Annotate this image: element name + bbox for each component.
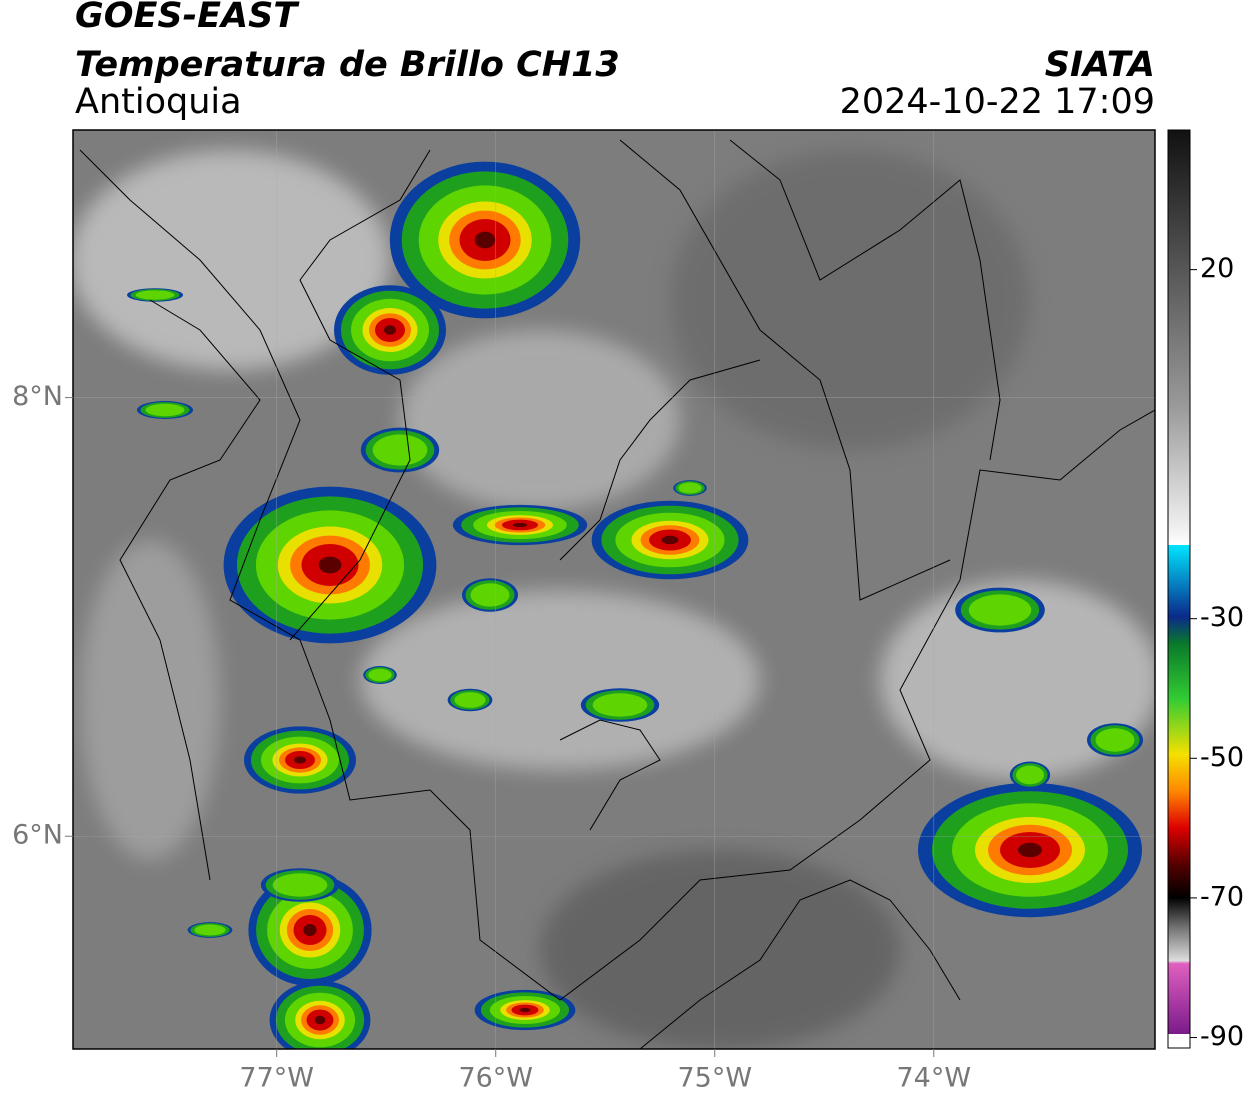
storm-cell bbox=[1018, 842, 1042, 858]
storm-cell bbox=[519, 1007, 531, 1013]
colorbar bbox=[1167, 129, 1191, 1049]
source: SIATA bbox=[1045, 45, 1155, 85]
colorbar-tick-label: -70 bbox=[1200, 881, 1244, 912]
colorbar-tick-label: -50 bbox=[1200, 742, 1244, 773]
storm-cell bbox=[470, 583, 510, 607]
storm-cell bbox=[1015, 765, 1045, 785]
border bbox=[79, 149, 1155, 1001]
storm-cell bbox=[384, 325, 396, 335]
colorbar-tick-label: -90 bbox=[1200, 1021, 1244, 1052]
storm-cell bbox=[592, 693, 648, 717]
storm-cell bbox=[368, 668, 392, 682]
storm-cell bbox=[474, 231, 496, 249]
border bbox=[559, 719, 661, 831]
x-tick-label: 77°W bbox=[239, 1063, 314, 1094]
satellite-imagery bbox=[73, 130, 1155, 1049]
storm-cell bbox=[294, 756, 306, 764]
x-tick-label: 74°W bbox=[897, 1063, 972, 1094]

----------

Please render every line of the records as a Markdown table with the columns Row and Line, skipping blank lines and leaving the pictures out.

| Row | Line |
|---|---|
| 1 | Annotate this image: element name + bbox for each component. |
| 2 | storm-cell bbox=[1018, 842, 1042, 858] |
| 3 | storm-cell bbox=[519, 1007, 531, 1013] |
| 4 | colorbar bbox=[1167, 129, 1191, 1049] |
| 5 | source: SIATA bbox=[1045, 45, 1155, 85] |
| 6 | colorbar-tick-label: -70 bbox=[1200, 881, 1244, 912] |
| 7 | colorbar-tick-label: -50 bbox=[1200, 742, 1244, 773] |
| 8 | storm-cell bbox=[470, 583, 510, 607] |
| 9 | storm-cell bbox=[1015, 765, 1045, 785] |
| 10 | border bbox=[79, 149, 1155, 1001] |
| 11 | storm-cell bbox=[384, 325, 396, 335] |
| 12 | colorbar-tick-label: -90 bbox=[1200, 1021, 1244, 1052] |
| 13 | storm-cell bbox=[592, 693, 648, 717] |
| 14 | storm-cell bbox=[368, 668, 392, 682] |
| 15 | storm-cell bbox=[474, 231, 496, 249] |
| 16 | border bbox=[559, 719, 661, 831] |
| 17 | x-tick-label: 77°W bbox=[239, 1063, 314, 1094] |
| 18 | satellite-imagery bbox=[73, 130, 1155, 1049] |
| 19 | storm-cell bbox=[294, 756, 306, 764] |
| 20 | x-tick-label: 74°W bbox=[897, 1063, 972, 1094] |